%%

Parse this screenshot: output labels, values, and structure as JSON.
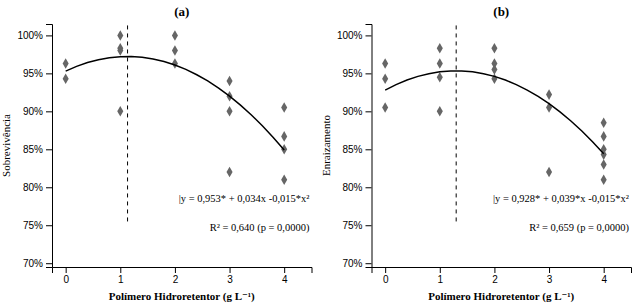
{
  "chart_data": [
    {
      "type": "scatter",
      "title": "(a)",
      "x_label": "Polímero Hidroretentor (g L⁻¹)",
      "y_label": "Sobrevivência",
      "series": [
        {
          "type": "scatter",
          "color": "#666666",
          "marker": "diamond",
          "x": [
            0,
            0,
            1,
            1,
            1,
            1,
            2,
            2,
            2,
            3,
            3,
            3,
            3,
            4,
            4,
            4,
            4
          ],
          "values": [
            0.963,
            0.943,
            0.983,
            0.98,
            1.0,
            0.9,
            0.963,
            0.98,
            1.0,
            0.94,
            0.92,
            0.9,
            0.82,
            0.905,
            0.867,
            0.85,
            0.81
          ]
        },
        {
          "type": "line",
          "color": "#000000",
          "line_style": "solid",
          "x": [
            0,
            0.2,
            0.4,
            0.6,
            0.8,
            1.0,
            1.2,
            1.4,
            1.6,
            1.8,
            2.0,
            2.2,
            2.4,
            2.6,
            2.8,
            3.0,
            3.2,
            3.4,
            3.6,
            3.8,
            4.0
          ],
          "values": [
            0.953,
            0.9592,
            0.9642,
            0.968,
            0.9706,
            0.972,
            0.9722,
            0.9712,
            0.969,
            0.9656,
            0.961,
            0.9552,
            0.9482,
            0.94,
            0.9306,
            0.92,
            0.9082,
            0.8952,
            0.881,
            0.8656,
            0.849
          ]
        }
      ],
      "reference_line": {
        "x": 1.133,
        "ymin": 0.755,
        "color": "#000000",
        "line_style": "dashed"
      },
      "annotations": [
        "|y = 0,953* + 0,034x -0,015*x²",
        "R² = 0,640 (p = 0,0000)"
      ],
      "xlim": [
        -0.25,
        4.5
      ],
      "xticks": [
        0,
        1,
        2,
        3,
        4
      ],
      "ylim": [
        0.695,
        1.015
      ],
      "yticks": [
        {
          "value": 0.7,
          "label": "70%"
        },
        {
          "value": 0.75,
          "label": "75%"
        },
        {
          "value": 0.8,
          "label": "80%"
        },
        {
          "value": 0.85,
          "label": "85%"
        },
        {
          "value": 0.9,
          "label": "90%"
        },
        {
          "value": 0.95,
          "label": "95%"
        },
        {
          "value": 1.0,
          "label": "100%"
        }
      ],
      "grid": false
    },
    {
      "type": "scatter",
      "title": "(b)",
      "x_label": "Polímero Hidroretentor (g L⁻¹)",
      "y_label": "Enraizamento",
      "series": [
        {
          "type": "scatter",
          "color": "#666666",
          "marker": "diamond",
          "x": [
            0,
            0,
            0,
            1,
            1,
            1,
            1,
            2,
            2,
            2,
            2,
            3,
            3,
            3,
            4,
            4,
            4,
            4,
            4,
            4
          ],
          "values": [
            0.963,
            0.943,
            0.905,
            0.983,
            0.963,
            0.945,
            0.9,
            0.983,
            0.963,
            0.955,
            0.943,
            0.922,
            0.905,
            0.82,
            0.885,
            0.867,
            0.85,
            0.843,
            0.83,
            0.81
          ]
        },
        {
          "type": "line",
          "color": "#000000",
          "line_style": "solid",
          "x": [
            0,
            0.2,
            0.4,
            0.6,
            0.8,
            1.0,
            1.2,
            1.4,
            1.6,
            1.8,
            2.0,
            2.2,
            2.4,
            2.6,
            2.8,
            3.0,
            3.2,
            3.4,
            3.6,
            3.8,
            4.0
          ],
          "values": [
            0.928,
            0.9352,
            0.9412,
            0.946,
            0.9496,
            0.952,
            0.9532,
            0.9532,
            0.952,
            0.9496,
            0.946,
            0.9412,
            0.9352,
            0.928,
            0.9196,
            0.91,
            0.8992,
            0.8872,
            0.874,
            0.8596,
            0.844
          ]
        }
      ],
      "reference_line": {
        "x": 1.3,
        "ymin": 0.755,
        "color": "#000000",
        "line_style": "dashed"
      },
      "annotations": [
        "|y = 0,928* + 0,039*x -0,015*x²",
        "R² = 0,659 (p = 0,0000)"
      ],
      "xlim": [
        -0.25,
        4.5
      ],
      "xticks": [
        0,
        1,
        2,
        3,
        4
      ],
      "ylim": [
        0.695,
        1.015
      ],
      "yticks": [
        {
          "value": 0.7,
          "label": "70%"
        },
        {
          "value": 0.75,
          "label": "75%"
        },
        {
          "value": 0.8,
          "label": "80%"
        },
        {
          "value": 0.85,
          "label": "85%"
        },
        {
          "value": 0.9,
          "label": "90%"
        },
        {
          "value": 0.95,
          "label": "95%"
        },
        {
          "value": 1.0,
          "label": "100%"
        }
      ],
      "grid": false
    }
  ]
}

%%

**Stated problem**.
Make a word-for-word copy of the entries, without any pictures.

**The answer**.
Parse this screenshot: output labels, values, and structure as JSON.
{
  "chart_data": [
    {
      "type": "scatter",
      "title": "(a)",
      "x_label": "Polímero Hidroretentor (g L⁻¹)",
      "y_label": "Sobrevivência",
      "series": [
        {
          "type": "scatter",
          "color": "#666666",
          "marker": "diamond",
          "x": [
            0,
            0,
            1,
            1,
            1,
            1,
            2,
            2,
            2,
            3,
            3,
            3,
            3,
            4,
            4,
            4,
            4
          ],
          "values": [
            0.963,
            0.943,
            0.983,
            0.98,
            1.0,
            0.9,
            0.963,
            0.98,
            1.0,
            0.94,
            0.92,
            0.9,
            0.82,
            0.905,
            0.867,
            0.85,
            0.81
          ]
        },
        {
          "type": "line",
          "color": "#000000",
          "line_style": "solid",
          "x": [
            0,
            0.2,
            0.4,
            0.6,
            0.8,
            1.0,
            1.2,
            1.4,
            1.6,
            1.8,
            2.0,
            2.2,
            2.4,
            2.6,
            2.8,
            3.0,
            3.2,
            3.4,
            3.6,
            3.8,
            4.0
          ],
          "values": [
            0.953,
            0.9592,
            0.9642,
            0.968,
            0.9706,
            0.972,
            0.9722,
            0.9712,
            0.969,
            0.9656,
            0.961,
            0.9552,
            0.9482,
            0.94,
            0.9306,
            0.92,
            0.9082,
            0.8952,
            0.881,
            0.8656,
            0.849
          ]
        }
      ],
      "reference_line": {
        "x": 1.133,
        "ymin": 0.755,
        "color": "#000000",
        "line_style": "dashed"
      },
      "annotations": [
        "|y = 0,953* + 0,034x -0,015*x²",
        "R² = 0,640 (p = 0,0000)"
      ],
      "xlim": [
        -0.25,
        4.5
      ],
      "xticks": [
        0,
        1,
        2,
        3,
        4
      ],
      "ylim": [
        0.695,
        1.015
      ],
      "yticks": [
        {
          "value": 0.7,
          "label": "70%"
        },
        {
          "value": 0.75,
          "label": "75%"
        },
        {
          "value": 0.8,
          "label": "80%"
        },
        {
          "value": 0.85,
          "label": "85%"
        },
        {
          "value": 0.9,
          "label": "90%"
        },
        {
          "value": 0.95,
          "label": "95%"
        },
        {
          "value": 1.0,
          "label": "100%"
        }
      ],
      "grid": false
    },
    {
      "type": "scatter",
      "title": "(b)",
      "x_label": "Polímero Hidroretentor (g L⁻¹)",
      "y_label": "Enraizamento",
      "series": [
        {
          "type": "scatter",
          "color": "#666666",
          "marker": "diamond",
          "x": [
            0,
            0,
            0,
            1,
            1,
            1,
            1,
            2,
            2,
            2,
            2,
            3,
            3,
            3,
            4,
            4,
            4,
            4,
            4,
            4
          ],
          "values": [
            0.963,
            0.943,
            0.905,
            0.983,
            0.963,
            0.945,
            0.9,
            0.983,
            0.963,
            0.955,
            0.943,
            0.922,
            0.905,
            0.82,
            0.885,
            0.867,
            0.85,
            0.843,
            0.83,
            0.81
          ]
        },
        {
          "type": "line",
          "color": "#000000",
          "line_style": "solid",
          "x": [
            0,
            0.2,
            0.4,
            0.6,
            0.8,
            1.0,
            1.2,
            1.4,
            1.6,
            1.8,
            2.0,
            2.2,
            2.4,
            2.6,
            2.8,
            3.0,
            3.2,
            3.4,
            3.6,
            3.8,
            4.0
          ],
          "values": [
            0.928,
            0.9352,
            0.9412,
            0.946,
            0.9496,
            0.952,
            0.9532,
            0.9532,
            0.952,
            0.9496,
            0.946,
            0.9412,
            0.9352,
            0.928,
            0.9196,
            0.91,
            0.8992,
            0.8872,
            0.874,
            0.8596,
            0.844
          ]
        }
      ],
      "reference_line": {
        "x": 1.3,
        "ymin": 0.755,
        "color": "#000000",
        "line_style": "dashed"
      },
      "annotations": [
        "|y = 0,928* + 0,039*x -0,015*x²",
        "R² = 0,659 (p = 0,0000)"
      ],
      "xlim": [
        -0.25,
        4.5
      ],
      "xticks": [
        0,
        1,
        2,
        3,
        4
      ],
      "ylim": [
        0.695,
        1.015
      ],
      "yticks": [
        {
          "value": 0.7,
          "label": "70%"
        },
        {
          "value": 0.75,
          "label": "75%"
        },
        {
          "value": 0.8,
          "label": "80%"
        },
        {
          "value": 0.85,
          "label": "85%"
        },
        {
          "value": 0.9,
          "label": "90%"
        },
        {
          "value": 0.95,
          "label": "95%"
        },
        {
          "value": 1.0,
          "label": "100%"
        }
      ],
      "grid": false
    }
  ]
}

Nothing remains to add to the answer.